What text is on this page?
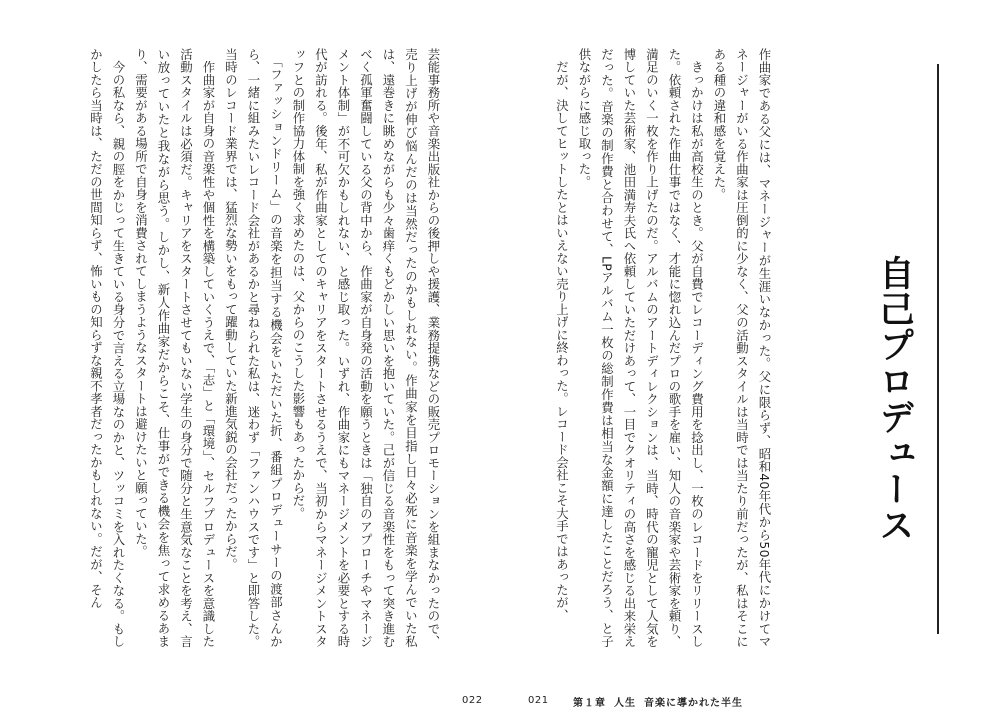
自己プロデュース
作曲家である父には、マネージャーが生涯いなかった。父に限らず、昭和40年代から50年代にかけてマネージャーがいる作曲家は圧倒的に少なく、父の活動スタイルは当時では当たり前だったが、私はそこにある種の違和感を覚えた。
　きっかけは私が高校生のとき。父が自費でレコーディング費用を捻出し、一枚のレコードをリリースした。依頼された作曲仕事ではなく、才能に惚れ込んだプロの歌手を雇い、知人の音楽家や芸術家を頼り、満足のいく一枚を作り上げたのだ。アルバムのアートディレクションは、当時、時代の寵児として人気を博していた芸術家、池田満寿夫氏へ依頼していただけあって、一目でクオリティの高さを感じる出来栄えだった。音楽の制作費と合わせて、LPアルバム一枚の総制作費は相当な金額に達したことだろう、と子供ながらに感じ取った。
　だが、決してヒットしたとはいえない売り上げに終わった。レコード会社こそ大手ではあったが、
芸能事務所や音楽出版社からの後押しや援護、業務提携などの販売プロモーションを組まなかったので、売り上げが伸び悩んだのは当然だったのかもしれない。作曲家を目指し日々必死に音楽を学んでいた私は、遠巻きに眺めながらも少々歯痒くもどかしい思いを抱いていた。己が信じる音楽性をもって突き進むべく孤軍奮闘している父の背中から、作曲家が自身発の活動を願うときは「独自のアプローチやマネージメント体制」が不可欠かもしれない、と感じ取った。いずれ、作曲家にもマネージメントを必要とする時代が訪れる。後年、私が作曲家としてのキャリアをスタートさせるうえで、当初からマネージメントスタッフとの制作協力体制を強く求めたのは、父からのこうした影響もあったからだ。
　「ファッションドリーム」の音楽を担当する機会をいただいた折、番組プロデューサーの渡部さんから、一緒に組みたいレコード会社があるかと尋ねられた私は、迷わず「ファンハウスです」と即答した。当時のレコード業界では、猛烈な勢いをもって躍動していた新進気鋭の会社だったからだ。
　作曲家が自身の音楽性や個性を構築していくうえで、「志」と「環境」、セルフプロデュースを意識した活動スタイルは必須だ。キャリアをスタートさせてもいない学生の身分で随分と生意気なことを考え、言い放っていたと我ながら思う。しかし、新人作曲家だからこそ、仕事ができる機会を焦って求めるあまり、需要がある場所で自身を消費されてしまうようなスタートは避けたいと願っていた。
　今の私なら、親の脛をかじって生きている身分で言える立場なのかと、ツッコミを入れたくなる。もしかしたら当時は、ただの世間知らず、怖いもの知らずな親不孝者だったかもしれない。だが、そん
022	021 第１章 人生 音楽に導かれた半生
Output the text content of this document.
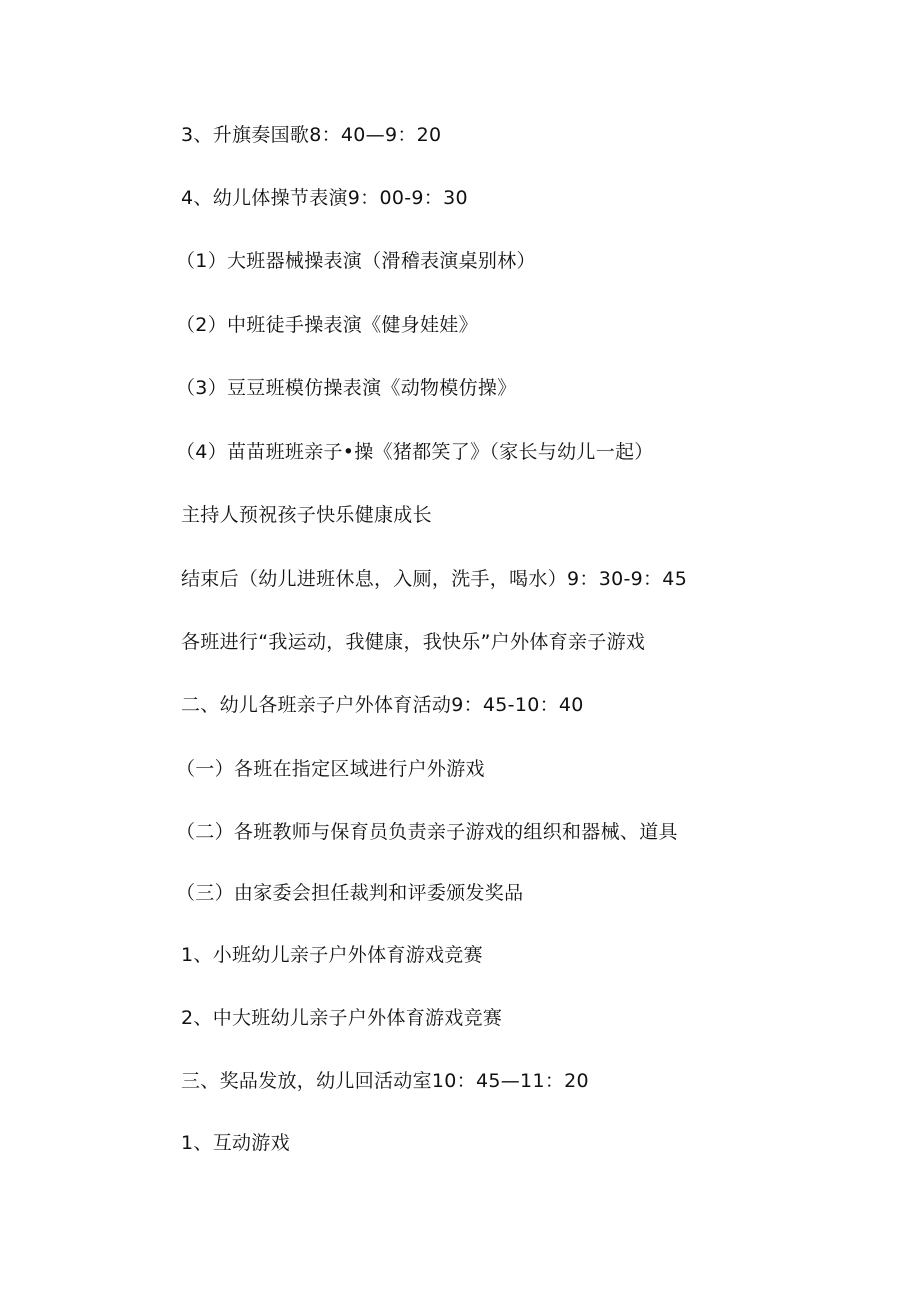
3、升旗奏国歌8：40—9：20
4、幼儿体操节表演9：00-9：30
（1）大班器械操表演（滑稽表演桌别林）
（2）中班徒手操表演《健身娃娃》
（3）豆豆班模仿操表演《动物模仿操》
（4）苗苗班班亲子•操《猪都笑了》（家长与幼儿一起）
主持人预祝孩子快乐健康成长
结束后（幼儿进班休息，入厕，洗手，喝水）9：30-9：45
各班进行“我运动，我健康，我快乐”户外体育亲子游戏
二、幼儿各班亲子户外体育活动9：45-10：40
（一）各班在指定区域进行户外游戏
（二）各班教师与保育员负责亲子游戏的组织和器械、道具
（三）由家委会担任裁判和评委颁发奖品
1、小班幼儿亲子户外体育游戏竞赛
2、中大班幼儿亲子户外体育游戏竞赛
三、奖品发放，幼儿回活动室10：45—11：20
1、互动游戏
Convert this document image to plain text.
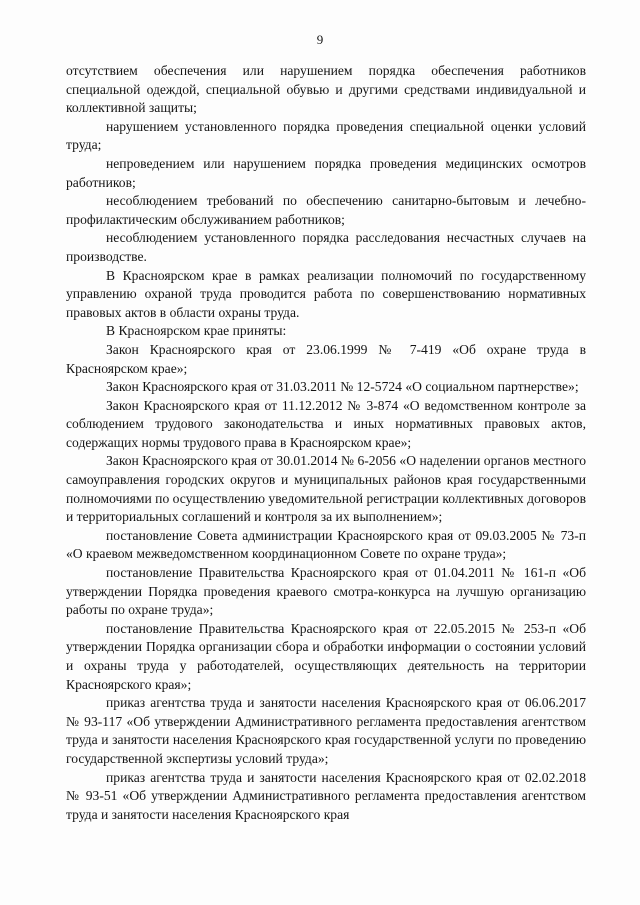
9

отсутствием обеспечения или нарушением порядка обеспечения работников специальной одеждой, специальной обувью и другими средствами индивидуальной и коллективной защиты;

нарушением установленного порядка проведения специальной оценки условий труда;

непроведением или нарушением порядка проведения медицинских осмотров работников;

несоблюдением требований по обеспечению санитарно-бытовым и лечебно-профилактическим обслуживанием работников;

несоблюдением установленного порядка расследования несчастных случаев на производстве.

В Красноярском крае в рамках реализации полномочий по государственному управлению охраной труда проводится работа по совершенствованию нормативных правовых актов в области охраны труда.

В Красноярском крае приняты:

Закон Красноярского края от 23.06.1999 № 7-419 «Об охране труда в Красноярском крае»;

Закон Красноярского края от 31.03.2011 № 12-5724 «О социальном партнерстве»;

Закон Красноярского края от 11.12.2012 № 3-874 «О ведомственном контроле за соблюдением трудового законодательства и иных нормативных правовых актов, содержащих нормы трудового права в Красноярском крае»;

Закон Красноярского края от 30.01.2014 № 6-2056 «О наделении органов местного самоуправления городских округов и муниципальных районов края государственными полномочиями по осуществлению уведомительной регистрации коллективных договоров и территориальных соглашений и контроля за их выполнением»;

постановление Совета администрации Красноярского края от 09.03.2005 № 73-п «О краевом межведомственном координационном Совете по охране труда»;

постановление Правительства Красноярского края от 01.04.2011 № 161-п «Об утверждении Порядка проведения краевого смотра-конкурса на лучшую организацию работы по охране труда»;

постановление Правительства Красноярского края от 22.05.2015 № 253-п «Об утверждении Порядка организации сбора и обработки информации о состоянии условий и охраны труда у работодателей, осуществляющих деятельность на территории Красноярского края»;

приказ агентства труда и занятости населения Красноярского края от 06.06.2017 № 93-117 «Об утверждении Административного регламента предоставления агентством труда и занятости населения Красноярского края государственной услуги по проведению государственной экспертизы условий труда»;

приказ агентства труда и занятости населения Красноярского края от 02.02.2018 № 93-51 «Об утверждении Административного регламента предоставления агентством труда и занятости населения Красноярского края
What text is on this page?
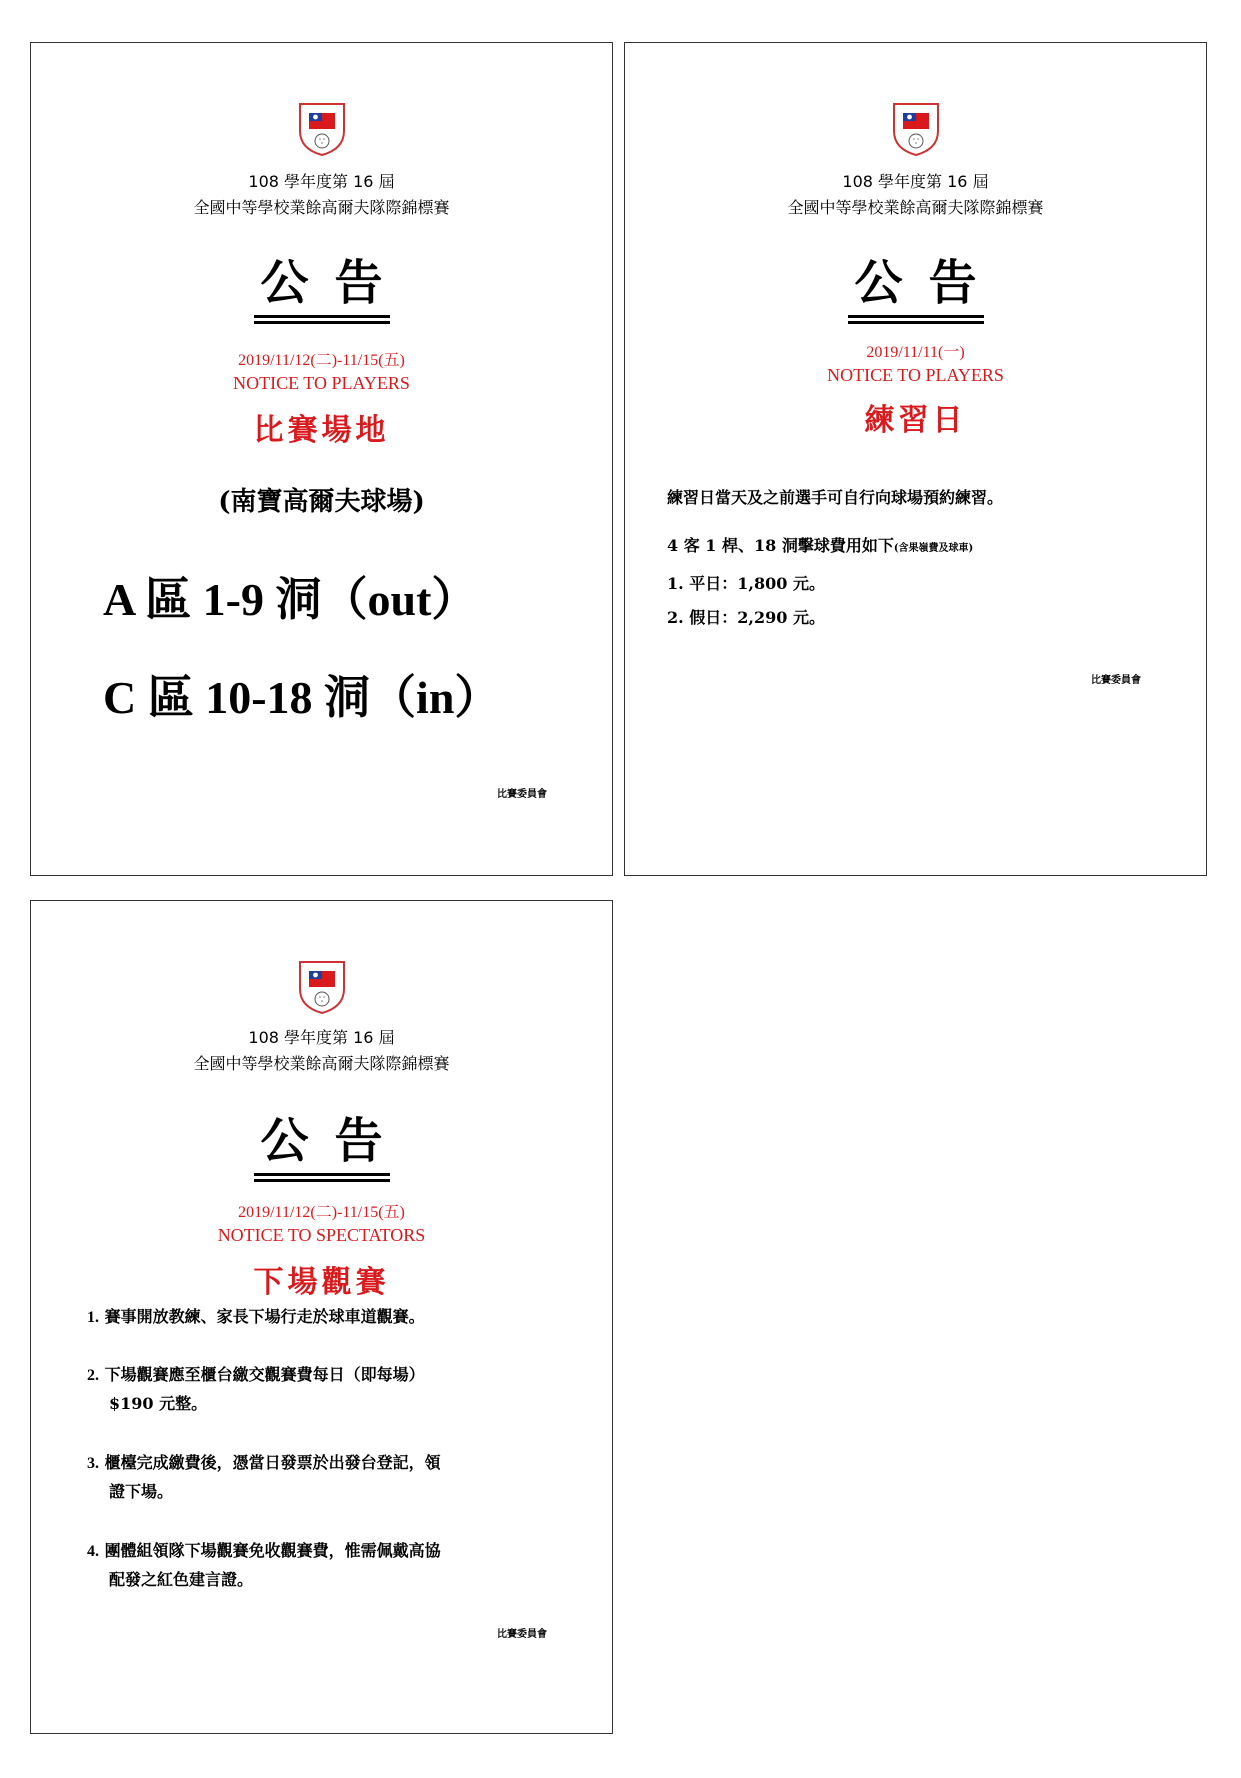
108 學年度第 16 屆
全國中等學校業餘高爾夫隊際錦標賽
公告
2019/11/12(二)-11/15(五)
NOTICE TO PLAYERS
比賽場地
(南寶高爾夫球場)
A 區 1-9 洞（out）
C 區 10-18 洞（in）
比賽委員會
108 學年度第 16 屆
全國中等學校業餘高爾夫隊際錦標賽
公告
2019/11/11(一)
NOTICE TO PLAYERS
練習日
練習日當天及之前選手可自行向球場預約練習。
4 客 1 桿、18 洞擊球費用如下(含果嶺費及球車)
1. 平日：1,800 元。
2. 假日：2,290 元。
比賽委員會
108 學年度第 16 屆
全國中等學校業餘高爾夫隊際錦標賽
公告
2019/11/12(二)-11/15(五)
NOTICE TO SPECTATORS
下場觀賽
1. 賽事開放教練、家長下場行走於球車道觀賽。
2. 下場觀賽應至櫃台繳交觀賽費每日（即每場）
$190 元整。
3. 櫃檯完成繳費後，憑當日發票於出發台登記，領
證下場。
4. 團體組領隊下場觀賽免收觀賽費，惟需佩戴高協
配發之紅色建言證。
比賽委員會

THE EXERCISE:
All preceding records should be duplicated verbatim, images excepted.

EXERCISE SOLUTION:
What text is on this page?
自己プロデュース
作曲家である父には、マネージャーが生涯いなかった。父に限らず、昭和40年代から50年代にかけてマネージャーがいる作曲家は圧倒的に少なく、父の活動スタイルは当時では当たり前だったが、私はそこにある種の違和感を覚えた。
　きっかけは私が高校生のとき。父が自費でレコーディング費用を捻出し、一枚のレコードをリリースした。依頼された作曲仕事ではなく、才能に惚れ込んだプロの歌手を雇い、知人の音楽家や芸術家を頼り、満足のいく一枚を作り上げたのだ。アルバムのアートディレクションは、当時、時代の寵児として人気を博していた芸術家、池田満寿夫氏へ依頼していただけあって、一目でクオリティの高さを感じる出来栄えだった。音楽の制作費と合わせて、LPアルバム一枚の総制作費は相当な金額に達したことだろう、と子供ながらに感じ取った。
　だが、決してヒットしたとはいえない売り上げに終わった。レコード会社こそ大手ではあったが、
芸能事務所や音楽出版社からの後押しや援護、業務提携などの販売プロモーションを組まなかったので、売り上げが伸び悩んだのは当然だったのかもしれない。作曲家を目指し日々必死に音楽を学んでいた私は、遠巻きに眺めながらも少々歯痒くもどかしい思いを抱いていた。己が信じる音楽性をもって突き進むべく孤軍奮闘している父の背中から、作曲家が自身発の活動を願うときは「独自のアプローチやマネージメント体制」が不可欠かもしれない、と感じ取った。いずれ、作曲家にもマネージメントを必要とする時代が訪れる。後年、私が作曲家としてのキャリアをスタートさせるうえで、当初からマネージメントスタッフとの制作協力体制を強く求めたのは、父からのこうした影響もあったからだ。
　「ファッションドリーム」の音楽を担当する機会をいただいた折、番組プロデューサーの渡部さんから、一緒に組みたいレコード会社があるかと尋ねられた私は、迷わず「ファンハウスです」と即答した。当時のレコード業界では、猛烈な勢いをもって躍動していた新進気鋭の会社だったからだ。
　作曲家が自身の音楽性や個性を構築していくうえで、「志」と「環境」、セルフプロデュースを意識した活動スタイルは必須だ。キャリアをスタートさせてもいない学生の身分で随分と生意気なことを考え、言い放っていたと我ながら思う。しかし、新人作曲家だからこそ、仕事ができる機会を焦って求めるあまり、需要がある場所で自身を消費されてしまうようなスタートは避けたいと願っていた。
　今の私なら、親の脛をかじって生きている身分で言える立場なのかと、ツッコミを入れたくなる。もしかしたら当時は、ただの世間知らず、怖いもの知らずな親不孝者だったかもしれない。だが、そん
022	021 第１章 人生 音楽に導かれた半生
Output the text content of this document.
3、升旗奏国歌8：40—9：20
4、幼儿体操节表演9：00-9：30
（1）大班器械操表演（滑稽表演桌别林）
（2）中班徒手操表演《健身娃娃》
（3）豆豆班模仿操表演《动物模仿操》
（4）苗苗班班亲子•操《猪都笑了》（家长与幼儿一起）
主持人预祝孩子快乐健康成长
结束后（幼儿进班休息，入厕，洗手，喝水）9：30-9：45
各班进行“我运动，我健康，我快乐”户外体育亲子游戏
二、幼儿各班亲子户外体育活动9：45-10：40
（一）各班在指定区域进行户外游戏
（二）各班教师与保育员负责亲子游戏的组织和器械、道具
（三）由家委会担任裁判和评委颁发奖品
1、小班幼儿亲子户外体育游戏竞赛
2、中大班幼儿亲子户外体育游戏竞赛
三、奖品发放，幼儿回活动室10：45—11：20
1、互动游戏
Convert this document image to plain text.
9

отсутствием обеспечения или нарушением порядка обеспечения работников специальной одеждой, специальной обувью и другими средствами индивидуальной и коллективной защиты;

нарушением установленного порядка проведения специальной оценки условий труда;

непроведением или нарушением порядка проведения медицинских осмотров работников;

несоблюдением требований по обеспечению санитарно-бытовым и лечебно-профилактическим обслуживанием работников;

несоблюдением установленного порядка расследования несчастных случаев на производстве.

В Красноярском крае в рамках реализации полномочий по государственному управлению охраной труда проводится работа по совершенствованию нормативных правовых актов в области охраны труда.

В Красноярском крае приняты:

Закон Красноярского края от 23.06.1999 № 7-419 «Об охране труда в Красноярском крае»;

Закон Красноярского края от 31.03.2011 № 12-5724 «О социальном партнерстве»;

Закон Красноярского края от 11.12.2012 № 3-874 «О ведомственном контроле за соблюдением трудового законодательства и иных нормативных правовых актов, содержащих нормы трудового права в Красноярском крае»;

Закон Красноярского края от 30.01.2014 № 6-2056 «О наделении органов местного самоуправления городских округов и муниципальных районов края государственными полномочиями по осуществлению уведомительной регистрации коллективных договоров и территориальных соглашений и контроля за их выполнением»;

постановление Совета администрации Красноярского края от 09.03.2005 № 73-п «О краевом межведомственном координационном Совете по охране труда»;

постановление Правительства Красноярского края от 01.04.2011 № 161-п «Об утверждении Порядка проведения краевого смотра-конкурса на лучшую организацию работы по охране труда»;

постановление Правительства Красноярского края от 22.05.2015 № 253-п «Об утверждении Порядка организации сбора и обработки информации о состоянии условий и охраны труда у работодателей, осуществляющих деятельность на территории Красноярского края»;

приказ агентства труда и занятости населения Красноярского края от 06.06.2017 № 93-117 «Об утверждении Административного регламента предоставления агентством труда и занятости населения Красноярского края государственной услуги по проведению государственной экспертизы условий труда»;

приказ агентства труда и занятости населения Красноярского края от 02.02.2018 № 93-51 «Об утверждении Административного регламента предоставления агентством труда и занятости населения Красноярского края
What text is on this page?
108 學年度第 16 屆
全國中等學校業餘高爾夫隊際錦標賽
公告
2019/11/12(二)-11/15(五)
NOTICE TO PLAYERS
比賽場地
(南寶高爾夫球場)
A 區 1-9 洞（out）
C 區 10-18 洞（in）
比賽委員會
108 學年度第 16 屆
全國中等學校業餘高爾夫隊際錦標賽
公告
2019/11/11(一)
NOTICE TO PLAYERS
練習日
練習日當天及之前選手可自行向球場預約練習。
4 客 1 桿、18 洞擊球費用如下(含果嶺費及球車)
1. 平日：1,800 元。
2. 假日：2,290 元。
比賽委員會
108 學年度第 16 屆
全國中等學校業餘高爾夫隊際錦標賽
公告
2019/11/12(二)-11/15(五)
NOTICE TO SPECTATORS
下場觀賽
1. 賽事開放教練、家長下場行走於球車道觀賽。
2. 下場觀賽應至櫃台繳交觀賽費每日（即每場）
$190 元整。
3. 櫃檯完成繳費後，憑當日發票於出發台登記，領
證下場。
4. 團體組領隊下場觀賽免收觀賽費，惟需佩戴高協
配發之紅色建言證。
比賽委員會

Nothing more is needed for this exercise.